### Provided information

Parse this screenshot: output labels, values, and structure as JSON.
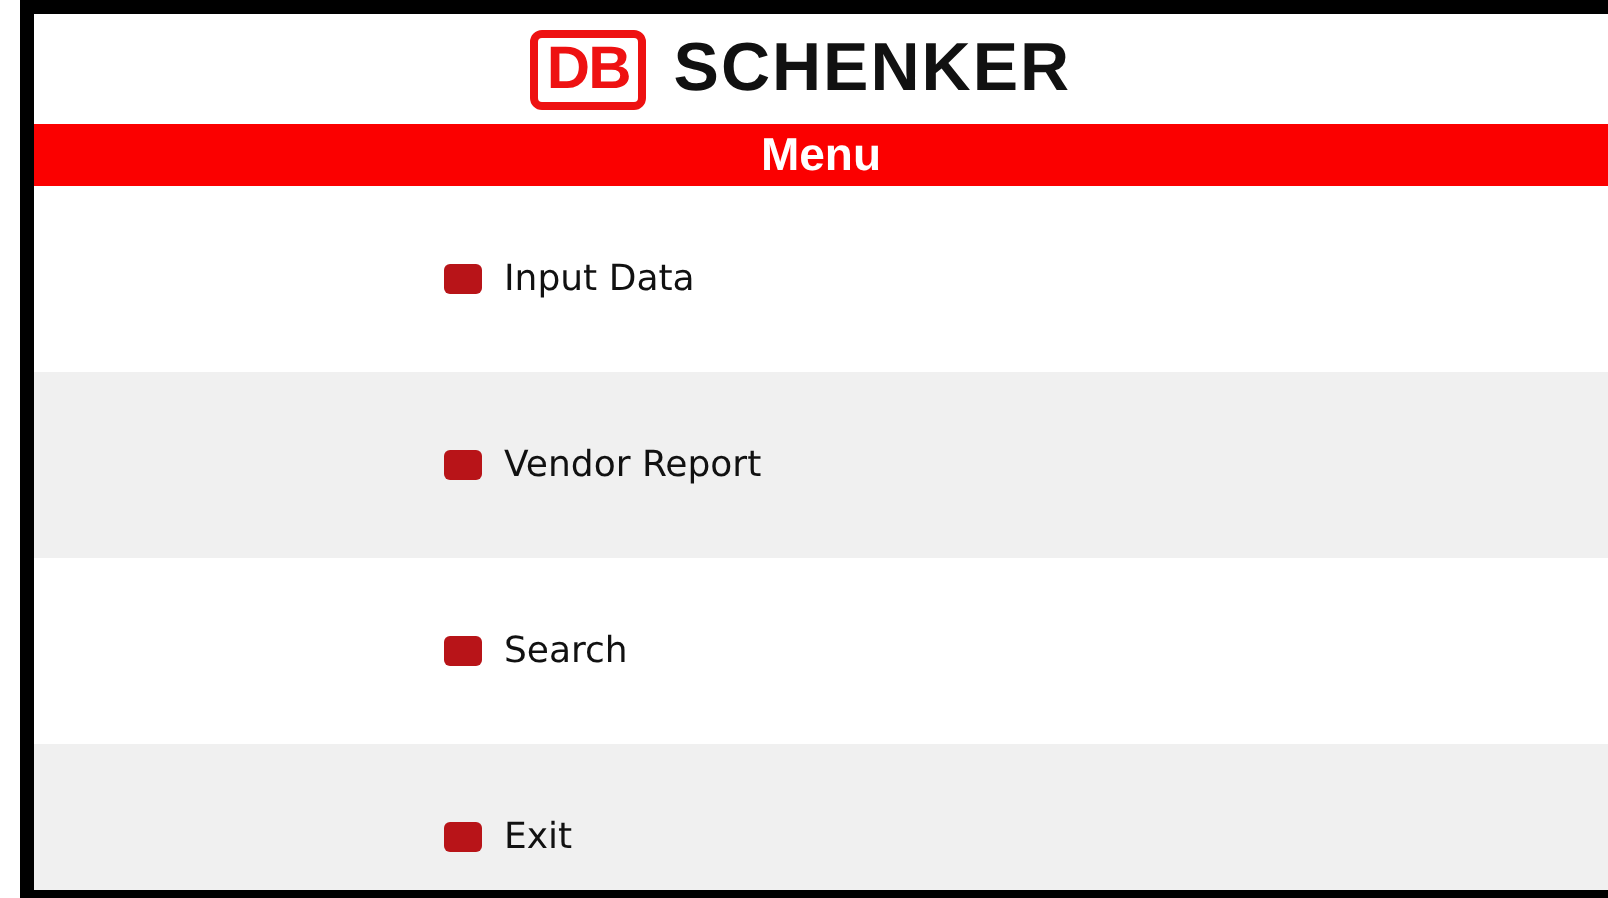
{
  "logo": {
    "mark": "DB",
    "name": "SCHENKER"
  },
  "title": "Menu",
  "menu_items": [
    {
      "label": "Input Data"
    },
    {
      "label": "Vendor Report"
    },
    {
      "label": "Search"
    },
    {
      "label": "Exit"
    }
  ]
}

######

> [Work instructions]
Transcribe every entry above exactly. Omit all pictures.

> [Result]
Parse this screenshot: output labels, values, and structure as JSON.
{
  "logo": {
    "mark": "DB",
    "name": "SCHENKER"
  },
  "title": "Menu",
  "menu_items": [
    {
      "label": "Input Data"
    },
    {
      "label": "Vendor Report"
    },
    {
      "label": "Search"
    },
    {
      "label": "Exit"
    }
  ]
}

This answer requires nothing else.